>> begin Dataset rows

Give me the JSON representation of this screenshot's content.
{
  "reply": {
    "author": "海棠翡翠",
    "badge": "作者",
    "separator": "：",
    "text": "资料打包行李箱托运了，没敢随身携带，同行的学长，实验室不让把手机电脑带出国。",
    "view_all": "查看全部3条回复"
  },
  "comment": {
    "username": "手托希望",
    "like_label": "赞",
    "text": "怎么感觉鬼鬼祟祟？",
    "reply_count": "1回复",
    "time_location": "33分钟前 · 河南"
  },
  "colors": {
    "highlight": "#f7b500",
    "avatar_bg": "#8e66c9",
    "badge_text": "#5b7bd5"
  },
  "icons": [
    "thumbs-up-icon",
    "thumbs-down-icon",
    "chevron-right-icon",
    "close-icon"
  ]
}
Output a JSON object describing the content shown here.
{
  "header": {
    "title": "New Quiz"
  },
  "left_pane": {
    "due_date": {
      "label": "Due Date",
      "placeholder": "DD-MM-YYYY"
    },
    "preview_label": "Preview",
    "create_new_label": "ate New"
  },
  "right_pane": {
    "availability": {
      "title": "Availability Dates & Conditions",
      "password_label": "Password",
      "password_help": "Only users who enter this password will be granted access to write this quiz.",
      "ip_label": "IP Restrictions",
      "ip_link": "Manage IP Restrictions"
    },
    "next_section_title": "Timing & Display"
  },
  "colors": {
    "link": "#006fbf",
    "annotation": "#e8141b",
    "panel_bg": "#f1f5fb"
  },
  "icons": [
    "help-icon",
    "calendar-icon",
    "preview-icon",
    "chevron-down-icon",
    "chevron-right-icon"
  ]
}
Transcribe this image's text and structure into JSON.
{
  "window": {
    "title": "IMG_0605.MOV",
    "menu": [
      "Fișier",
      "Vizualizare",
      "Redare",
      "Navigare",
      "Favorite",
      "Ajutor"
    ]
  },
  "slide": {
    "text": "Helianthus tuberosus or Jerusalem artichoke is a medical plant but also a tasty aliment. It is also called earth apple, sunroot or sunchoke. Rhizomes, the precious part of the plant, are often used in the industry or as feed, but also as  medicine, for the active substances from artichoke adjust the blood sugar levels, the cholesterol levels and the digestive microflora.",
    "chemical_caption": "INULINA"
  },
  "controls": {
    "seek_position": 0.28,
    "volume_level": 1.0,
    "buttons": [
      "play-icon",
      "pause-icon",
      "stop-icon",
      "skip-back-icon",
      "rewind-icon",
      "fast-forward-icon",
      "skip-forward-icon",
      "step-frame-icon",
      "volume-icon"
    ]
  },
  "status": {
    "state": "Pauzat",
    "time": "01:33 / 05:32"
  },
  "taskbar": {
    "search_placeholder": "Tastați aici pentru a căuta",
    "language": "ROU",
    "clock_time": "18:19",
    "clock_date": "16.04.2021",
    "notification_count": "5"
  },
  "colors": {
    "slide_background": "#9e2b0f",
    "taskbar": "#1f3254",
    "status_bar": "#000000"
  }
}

>> end Dataset rows

A line counts if it holds the word "JSON". How many lines of the entries count? Give the number only.

3